▶ **TEXTAUSZUG**

* * * * *

Auf Seite 138 entwirft Saviano eine Theorie des Heroismus der Sieger. Diese, so Saviano, würden im vollen Bewußtsein des Risikos alles auf eine Karte setzen, seien mithin nicht durch Abfindungen und Renten korrumpierbar. “Das Zentrum allen Handelns sein, das Zentrum der Macht.” - diese Maxime bestimme die Cammora.
Giulio Andreotti, dem legendären Alt-Präsidenten und der grauen Eminenz von 50 Jahren Korruption der Democrazia Christiana, wird folgender Satz zugeschrieben:
Andreotti“Die Macht verschleißt nur denjenigen, der sie nicht hat.”
Ich gebe zu, dass mich dieser Satz in seiner brutalen Ehrlichkeit fasziniert hat. Saviano: “Wer behauptet, das sei unmoralisch, ein Leben ohne Ethik sei undenkbar, die Wirtschaft müsse sich an Grenzen und Regeln orientieren, der hat es einfach nicht geschafft, sich durchzusetzen, und ist vom Markt geschlagen worden. Die Ethik ist die Grenze des Verlierers, der Schutz des Unterlegenen, die moralische Rechtfertigung derjenigen, die nicht auf volles Risiko gespielt und alles gewonnen haben.”

* * * * *

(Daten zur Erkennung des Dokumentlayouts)
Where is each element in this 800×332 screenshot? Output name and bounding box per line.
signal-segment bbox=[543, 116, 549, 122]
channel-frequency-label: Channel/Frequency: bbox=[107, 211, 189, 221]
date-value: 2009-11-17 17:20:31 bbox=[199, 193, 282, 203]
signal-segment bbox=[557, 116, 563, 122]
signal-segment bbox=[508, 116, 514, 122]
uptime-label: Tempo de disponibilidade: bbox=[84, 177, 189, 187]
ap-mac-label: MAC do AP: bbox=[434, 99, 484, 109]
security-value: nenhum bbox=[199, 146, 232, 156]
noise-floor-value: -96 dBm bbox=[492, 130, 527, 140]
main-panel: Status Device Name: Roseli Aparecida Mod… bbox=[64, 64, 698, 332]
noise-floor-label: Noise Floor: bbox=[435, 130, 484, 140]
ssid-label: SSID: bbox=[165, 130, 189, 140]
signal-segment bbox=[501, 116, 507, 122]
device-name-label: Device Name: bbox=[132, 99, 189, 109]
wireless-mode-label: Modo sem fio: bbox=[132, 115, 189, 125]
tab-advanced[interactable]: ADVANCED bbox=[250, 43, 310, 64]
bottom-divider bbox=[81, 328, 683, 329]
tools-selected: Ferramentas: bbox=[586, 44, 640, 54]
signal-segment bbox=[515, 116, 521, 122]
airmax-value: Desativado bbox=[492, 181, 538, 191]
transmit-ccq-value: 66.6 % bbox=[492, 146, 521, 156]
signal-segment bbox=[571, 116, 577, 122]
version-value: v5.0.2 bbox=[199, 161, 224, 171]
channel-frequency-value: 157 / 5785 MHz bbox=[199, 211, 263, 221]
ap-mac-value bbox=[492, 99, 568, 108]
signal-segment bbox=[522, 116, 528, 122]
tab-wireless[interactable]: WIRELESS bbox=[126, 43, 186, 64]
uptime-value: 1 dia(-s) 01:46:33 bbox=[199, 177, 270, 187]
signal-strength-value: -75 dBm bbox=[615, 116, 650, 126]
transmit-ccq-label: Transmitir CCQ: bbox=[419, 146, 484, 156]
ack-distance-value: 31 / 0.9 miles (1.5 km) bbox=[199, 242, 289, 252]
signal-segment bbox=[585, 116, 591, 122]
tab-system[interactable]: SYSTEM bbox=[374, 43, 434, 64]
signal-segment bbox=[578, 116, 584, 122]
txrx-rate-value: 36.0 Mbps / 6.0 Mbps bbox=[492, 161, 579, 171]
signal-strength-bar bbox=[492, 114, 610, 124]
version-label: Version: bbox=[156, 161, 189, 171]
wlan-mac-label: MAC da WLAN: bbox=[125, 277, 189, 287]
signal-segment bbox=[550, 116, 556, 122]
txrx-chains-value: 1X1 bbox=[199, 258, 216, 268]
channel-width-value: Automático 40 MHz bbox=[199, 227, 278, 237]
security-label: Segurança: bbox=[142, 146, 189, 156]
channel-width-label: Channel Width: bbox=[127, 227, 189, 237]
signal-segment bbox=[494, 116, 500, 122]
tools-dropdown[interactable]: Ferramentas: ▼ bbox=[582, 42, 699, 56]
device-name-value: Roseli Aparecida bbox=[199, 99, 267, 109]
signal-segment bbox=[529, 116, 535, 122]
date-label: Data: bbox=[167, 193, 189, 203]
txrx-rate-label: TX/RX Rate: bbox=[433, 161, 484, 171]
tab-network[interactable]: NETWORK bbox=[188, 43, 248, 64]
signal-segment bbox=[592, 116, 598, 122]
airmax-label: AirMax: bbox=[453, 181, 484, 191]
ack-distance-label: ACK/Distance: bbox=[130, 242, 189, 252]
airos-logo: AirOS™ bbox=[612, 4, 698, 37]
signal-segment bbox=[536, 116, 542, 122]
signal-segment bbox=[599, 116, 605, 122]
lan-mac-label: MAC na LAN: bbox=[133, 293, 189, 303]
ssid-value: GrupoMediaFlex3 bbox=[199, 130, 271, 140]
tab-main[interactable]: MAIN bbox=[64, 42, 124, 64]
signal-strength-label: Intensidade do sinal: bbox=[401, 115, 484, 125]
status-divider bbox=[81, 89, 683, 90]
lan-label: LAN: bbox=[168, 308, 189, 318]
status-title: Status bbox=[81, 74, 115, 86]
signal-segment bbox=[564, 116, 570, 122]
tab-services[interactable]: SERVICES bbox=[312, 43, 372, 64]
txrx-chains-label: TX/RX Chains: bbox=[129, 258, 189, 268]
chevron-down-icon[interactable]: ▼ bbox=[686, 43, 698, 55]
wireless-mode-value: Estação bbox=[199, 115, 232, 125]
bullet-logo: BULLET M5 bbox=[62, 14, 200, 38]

* * * * *

▶ **DIE AUFGABE**
Gib bitte den Textauszug über Savianos Theorie des Heroismus vollständig und wortgetreu wieder. Die Datensätze spielen hierbei keine Rolle.

▶ **ANTWORT**
Auf Seite 138 entwirft Saviano eine Theorie des Heroismus der Sieger. Diese, so Saviano, würden im vollen Bewußtsein des Risikos alles auf eine Karte setzen, seien mithin nicht durch Abfindungen und Renten korrumpierbar. “Das Zentrum allen Handelns sein, das Zentrum der Macht.” - diese Maxime bestimme die Cammora.
Giulio Andreotti, dem legendären Alt-Präsidenten und der grauen Eminenz von 50 Jahren Korruption der Democrazia Christiana, wird folgender Satz zugeschrieben:
Andreotti“Die Macht verschleißt nur denjenigen, der sie nicht hat.”
Ich gebe zu, dass mich dieser Satz in seiner brutalen Ehrlichkeit fasziniert hat. Saviano: “Wer behauptet, das sei unmoralisch, ein Leben ohne Ethik sei undenkbar, die Wirtschaft müsse sich an Grenzen und Regeln orientieren, der hat es einfach nicht geschafft, sich durchzusetzen, und ist vom Markt geschlagen worden. Die Ethik ist die Grenze des Verlierers, der Schutz des Unterlegenen, die moralische Rechtfertigung derjenigen, die nicht auf volles Risiko gespielt und alles gewonnen haben.”